───── Raw records

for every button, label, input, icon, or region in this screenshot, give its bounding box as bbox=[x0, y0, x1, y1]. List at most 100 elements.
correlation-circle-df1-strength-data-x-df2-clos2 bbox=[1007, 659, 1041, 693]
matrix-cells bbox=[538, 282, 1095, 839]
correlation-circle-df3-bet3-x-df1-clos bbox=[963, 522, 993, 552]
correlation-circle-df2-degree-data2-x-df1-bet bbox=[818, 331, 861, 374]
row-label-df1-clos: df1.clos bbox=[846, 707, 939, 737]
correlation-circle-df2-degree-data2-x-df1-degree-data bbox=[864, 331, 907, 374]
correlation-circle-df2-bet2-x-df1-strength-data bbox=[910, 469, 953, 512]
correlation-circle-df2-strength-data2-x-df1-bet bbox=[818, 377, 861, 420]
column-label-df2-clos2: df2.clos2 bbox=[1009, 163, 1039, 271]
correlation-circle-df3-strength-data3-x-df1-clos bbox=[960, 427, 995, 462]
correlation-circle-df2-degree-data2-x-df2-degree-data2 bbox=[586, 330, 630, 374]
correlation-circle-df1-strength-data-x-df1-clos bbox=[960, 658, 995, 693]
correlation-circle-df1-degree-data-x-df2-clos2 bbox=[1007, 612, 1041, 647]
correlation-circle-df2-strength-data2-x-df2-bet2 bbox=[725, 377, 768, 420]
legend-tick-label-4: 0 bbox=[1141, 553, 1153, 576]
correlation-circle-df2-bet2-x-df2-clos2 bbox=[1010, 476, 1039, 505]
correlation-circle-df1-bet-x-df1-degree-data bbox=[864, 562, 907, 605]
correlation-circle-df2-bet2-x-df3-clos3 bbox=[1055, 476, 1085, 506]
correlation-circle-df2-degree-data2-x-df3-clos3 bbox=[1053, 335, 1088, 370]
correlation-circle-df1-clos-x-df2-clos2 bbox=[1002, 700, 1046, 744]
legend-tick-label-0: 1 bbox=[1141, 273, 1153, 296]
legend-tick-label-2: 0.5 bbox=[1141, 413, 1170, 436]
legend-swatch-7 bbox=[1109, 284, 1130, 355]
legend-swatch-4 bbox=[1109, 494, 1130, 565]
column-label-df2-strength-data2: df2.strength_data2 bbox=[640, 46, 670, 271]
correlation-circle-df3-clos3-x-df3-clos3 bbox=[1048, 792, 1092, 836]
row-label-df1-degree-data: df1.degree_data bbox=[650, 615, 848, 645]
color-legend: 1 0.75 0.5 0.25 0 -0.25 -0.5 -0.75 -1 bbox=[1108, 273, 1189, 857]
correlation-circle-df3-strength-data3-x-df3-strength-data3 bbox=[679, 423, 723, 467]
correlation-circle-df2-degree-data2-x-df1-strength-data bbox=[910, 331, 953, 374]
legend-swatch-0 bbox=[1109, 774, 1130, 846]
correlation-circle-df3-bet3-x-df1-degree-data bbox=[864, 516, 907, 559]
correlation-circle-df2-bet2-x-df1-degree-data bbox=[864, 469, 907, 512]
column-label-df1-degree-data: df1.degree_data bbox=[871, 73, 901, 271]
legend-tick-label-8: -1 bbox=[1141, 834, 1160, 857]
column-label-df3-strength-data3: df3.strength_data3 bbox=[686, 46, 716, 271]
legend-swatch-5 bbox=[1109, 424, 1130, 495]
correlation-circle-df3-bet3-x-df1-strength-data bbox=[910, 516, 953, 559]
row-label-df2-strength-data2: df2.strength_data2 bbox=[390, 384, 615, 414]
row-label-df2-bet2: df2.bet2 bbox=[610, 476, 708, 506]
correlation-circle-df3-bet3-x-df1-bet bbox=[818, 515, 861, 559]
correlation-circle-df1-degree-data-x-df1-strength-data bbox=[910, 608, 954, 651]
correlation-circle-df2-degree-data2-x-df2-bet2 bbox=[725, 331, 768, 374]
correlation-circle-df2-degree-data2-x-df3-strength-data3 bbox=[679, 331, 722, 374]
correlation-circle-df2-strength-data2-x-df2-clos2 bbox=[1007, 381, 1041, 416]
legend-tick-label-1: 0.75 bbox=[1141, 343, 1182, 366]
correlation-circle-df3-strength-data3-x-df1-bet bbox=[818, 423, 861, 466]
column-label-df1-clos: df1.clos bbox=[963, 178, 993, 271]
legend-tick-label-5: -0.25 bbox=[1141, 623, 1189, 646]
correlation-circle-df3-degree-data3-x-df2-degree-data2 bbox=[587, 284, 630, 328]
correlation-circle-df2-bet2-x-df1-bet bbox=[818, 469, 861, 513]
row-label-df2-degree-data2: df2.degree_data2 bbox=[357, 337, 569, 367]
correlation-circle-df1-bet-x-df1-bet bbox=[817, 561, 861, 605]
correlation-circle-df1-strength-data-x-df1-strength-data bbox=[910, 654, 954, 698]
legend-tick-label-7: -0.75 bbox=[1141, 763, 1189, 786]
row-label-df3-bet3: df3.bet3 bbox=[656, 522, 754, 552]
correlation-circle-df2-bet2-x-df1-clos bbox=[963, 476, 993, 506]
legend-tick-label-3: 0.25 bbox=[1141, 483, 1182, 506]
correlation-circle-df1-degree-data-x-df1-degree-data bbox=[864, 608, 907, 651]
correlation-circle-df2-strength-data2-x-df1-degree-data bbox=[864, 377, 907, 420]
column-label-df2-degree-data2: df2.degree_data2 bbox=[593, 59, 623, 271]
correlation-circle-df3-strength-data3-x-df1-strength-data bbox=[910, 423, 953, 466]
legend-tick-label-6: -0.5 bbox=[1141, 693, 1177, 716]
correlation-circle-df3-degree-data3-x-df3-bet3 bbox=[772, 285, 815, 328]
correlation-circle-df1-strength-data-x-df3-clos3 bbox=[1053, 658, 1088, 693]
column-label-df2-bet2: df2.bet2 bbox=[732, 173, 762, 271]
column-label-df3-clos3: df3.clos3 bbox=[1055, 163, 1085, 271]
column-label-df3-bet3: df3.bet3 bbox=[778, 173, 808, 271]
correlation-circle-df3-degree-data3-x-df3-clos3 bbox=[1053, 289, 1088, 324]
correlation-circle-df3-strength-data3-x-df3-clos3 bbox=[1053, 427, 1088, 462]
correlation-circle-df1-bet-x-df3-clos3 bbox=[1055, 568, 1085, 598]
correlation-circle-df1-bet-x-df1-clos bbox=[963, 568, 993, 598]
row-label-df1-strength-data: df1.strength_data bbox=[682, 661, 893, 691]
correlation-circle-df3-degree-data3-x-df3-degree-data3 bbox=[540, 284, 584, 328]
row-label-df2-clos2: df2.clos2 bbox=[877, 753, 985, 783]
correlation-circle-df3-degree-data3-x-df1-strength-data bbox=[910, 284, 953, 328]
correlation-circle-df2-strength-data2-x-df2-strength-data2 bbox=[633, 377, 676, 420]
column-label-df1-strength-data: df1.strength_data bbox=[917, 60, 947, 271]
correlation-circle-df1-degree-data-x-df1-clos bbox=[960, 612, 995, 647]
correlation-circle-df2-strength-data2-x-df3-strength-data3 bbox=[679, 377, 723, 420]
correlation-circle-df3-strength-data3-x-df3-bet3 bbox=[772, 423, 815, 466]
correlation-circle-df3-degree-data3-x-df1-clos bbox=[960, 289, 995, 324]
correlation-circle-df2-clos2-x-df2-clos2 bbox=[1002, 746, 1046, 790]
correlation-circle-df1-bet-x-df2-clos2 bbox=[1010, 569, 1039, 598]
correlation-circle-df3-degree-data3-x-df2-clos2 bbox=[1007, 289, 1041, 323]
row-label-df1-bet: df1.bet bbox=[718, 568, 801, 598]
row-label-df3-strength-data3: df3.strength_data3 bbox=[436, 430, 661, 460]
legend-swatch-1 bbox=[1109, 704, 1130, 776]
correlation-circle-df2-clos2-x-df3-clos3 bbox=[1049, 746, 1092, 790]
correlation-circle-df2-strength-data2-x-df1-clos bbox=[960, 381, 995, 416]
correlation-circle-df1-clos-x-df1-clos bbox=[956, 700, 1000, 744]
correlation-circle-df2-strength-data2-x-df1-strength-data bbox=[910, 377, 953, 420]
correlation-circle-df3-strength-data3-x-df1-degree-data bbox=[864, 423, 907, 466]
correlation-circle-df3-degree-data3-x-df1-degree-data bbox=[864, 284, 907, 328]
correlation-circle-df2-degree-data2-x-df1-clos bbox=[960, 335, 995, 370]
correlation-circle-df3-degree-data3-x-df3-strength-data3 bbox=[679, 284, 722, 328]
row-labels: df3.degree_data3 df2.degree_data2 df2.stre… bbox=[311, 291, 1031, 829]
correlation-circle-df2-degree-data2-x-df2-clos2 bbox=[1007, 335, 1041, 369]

──────────

◆ Short exercise
Rename "row-label" to "y-axis-label" in the stretch from the start of the material through the line containing "331, 907, 374]", leaving everything else as it stands, and give only those lines.

◆ Result of the task
for every button, label, input, icon, or region in this screenshot, give its bounding box as bbox=[x0, y0, x1, y1]. List at most 100 elements.
correlation-circle-df1-strength-data-x-df2-clos2 bbox=[1007, 659, 1041, 693]
matrix-cells bbox=[538, 282, 1095, 839]
correlation-circle-df3-bet3-x-df1-clos bbox=[963, 522, 993, 552]
correlation-circle-df2-degree-data2-x-df1-bet bbox=[818, 331, 861, 374]
y-axis-label-df1-clos: df1.clos bbox=[846, 707, 939, 737]
correlation-circle-df2-degree-data2-x-df1-degree-data bbox=[864, 331, 907, 374]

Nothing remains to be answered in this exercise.